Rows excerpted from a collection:
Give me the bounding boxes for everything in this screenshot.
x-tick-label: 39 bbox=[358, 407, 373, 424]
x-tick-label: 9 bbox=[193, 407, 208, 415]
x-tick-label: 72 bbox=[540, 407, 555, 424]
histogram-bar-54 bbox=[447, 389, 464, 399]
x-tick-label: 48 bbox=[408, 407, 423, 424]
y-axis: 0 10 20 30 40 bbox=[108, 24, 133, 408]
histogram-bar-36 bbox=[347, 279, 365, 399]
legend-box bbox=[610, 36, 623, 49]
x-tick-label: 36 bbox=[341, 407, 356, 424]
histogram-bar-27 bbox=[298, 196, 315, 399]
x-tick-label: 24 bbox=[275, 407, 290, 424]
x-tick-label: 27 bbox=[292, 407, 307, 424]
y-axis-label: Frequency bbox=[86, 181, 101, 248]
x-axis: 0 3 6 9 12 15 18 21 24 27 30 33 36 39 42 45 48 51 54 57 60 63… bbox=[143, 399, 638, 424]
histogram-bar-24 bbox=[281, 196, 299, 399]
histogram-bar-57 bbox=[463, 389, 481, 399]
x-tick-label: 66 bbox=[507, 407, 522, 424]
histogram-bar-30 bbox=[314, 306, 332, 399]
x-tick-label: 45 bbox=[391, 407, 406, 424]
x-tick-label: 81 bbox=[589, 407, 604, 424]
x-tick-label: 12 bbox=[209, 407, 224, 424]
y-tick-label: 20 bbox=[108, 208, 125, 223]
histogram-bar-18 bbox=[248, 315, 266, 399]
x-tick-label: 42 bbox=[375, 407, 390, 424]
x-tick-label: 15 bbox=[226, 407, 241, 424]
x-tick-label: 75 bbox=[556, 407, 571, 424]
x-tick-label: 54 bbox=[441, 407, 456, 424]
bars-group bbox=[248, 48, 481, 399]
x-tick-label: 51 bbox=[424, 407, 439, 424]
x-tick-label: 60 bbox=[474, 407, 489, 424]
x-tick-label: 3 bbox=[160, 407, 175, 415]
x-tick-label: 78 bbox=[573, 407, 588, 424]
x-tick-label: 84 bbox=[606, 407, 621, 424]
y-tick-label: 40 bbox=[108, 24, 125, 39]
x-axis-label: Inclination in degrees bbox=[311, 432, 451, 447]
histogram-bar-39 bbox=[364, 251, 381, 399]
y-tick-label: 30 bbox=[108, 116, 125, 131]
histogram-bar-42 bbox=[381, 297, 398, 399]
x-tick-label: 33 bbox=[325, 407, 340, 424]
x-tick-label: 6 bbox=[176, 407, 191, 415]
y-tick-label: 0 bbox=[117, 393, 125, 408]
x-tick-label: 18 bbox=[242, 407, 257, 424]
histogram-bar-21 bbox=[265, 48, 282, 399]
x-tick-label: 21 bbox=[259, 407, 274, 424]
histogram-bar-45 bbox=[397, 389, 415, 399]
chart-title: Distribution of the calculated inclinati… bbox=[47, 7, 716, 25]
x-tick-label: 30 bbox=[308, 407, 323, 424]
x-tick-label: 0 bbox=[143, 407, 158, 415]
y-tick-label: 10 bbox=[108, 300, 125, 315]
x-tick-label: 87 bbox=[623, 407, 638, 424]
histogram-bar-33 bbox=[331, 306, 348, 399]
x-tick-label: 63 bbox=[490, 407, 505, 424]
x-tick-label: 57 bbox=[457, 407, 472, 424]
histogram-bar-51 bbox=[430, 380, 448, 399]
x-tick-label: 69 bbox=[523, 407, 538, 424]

**WHAT IS ASKED:**
Quote every line of the rows above, with no changes.

**RESULT:**
Give me the bounding boxes for everything in this screenshot.
x-tick-label: 39 bbox=[358, 407, 373, 424]
x-tick-label: 9 bbox=[193, 407, 208, 415]
x-tick-label: 72 bbox=[540, 407, 555, 424]
histogram-bar-54 bbox=[447, 389, 464, 399]
x-tick-label: 48 bbox=[408, 407, 423, 424]
y-axis: 0 10 20 30 40 bbox=[108, 24, 133, 408]
histogram-bar-36 bbox=[347, 279, 365, 399]
legend-box bbox=[610, 36, 623, 49]
x-tick-label: 36 bbox=[341, 407, 356, 424]
histogram-bar-27 bbox=[298, 196, 315, 399]
x-tick-label: 24 bbox=[275, 407, 290, 424]
x-tick-label: 27 bbox=[292, 407, 307, 424]
y-axis-label: Frequency bbox=[86, 181, 101, 248]
x-axis: 0 3 6 9 12 15 18 21 24 27 30 33 36 39 42 45 48 51 54 57 60 63… bbox=[143, 399, 638, 424]
histogram-bar-24 bbox=[281, 196, 299, 399]
histogram-bar-57 bbox=[463, 389, 481, 399]
x-tick-label: 66 bbox=[507, 407, 522, 424]
histogram-bar-30 bbox=[314, 306, 332, 399]
x-tick-label: 45 bbox=[391, 407, 406, 424]
x-tick-label: 81 bbox=[589, 407, 604, 424]
x-tick-label: 12 bbox=[209, 407, 224, 424]
y-tick-label: 20 bbox=[108, 208, 125, 223]
histogram-bar-18 bbox=[248, 315, 266, 399]
x-tick-label: 42 bbox=[375, 407, 390, 424]
x-tick-label: 15 bbox=[226, 407, 241, 424]
x-tick-label: 75 bbox=[556, 407, 571, 424]
x-tick-label: 54 bbox=[441, 407, 456, 424]
bars-group bbox=[248, 48, 481, 399]
x-tick-label: 51 bbox=[424, 407, 439, 424]
x-tick-label: 60 bbox=[474, 407, 489, 424]
x-tick-label: 3 bbox=[160, 407, 175, 415]
x-tick-label: 78 bbox=[573, 407, 588, 424]
x-tick-label: 84 bbox=[606, 407, 621, 424]
y-tick-label: 40 bbox=[108, 24, 125, 39]
x-axis-label: Inclination in degrees bbox=[311, 432, 451, 447]
histogram-bar-39 bbox=[364, 251, 381, 399]
y-tick-label: 30 bbox=[108, 116, 125, 131]
histogram-bar-42 bbox=[381, 297, 398, 399]
x-tick-label: 33 bbox=[325, 407, 340, 424]
x-tick-label: 6 bbox=[176, 407, 191, 415]
y-tick-label: 0 bbox=[117, 393, 125, 408]
x-tick-label: 18 bbox=[242, 407, 257, 424]
histogram-bar-21 bbox=[265, 48, 282, 399]
x-tick-label: 21 bbox=[259, 407, 274, 424]
histogram-bar-45 bbox=[397, 389, 415, 399]
chart-title: Distribution of the calculated inclinati… bbox=[47, 7, 716, 25]
x-tick-label: 30 bbox=[308, 407, 323, 424]
x-tick-label: 0 bbox=[143, 407, 158, 415]
y-tick-label: 10 bbox=[108, 300, 125, 315]
x-tick-label: 87 bbox=[623, 407, 638, 424]
histogram-bar-33 bbox=[331, 306, 348, 399]
x-tick-label: 63 bbox=[490, 407, 505, 424]
x-tick-label: 57 bbox=[457, 407, 472, 424]
histogram-bar-51 bbox=[430, 380, 448, 399]
x-tick-label: 69 bbox=[523, 407, 538, 424]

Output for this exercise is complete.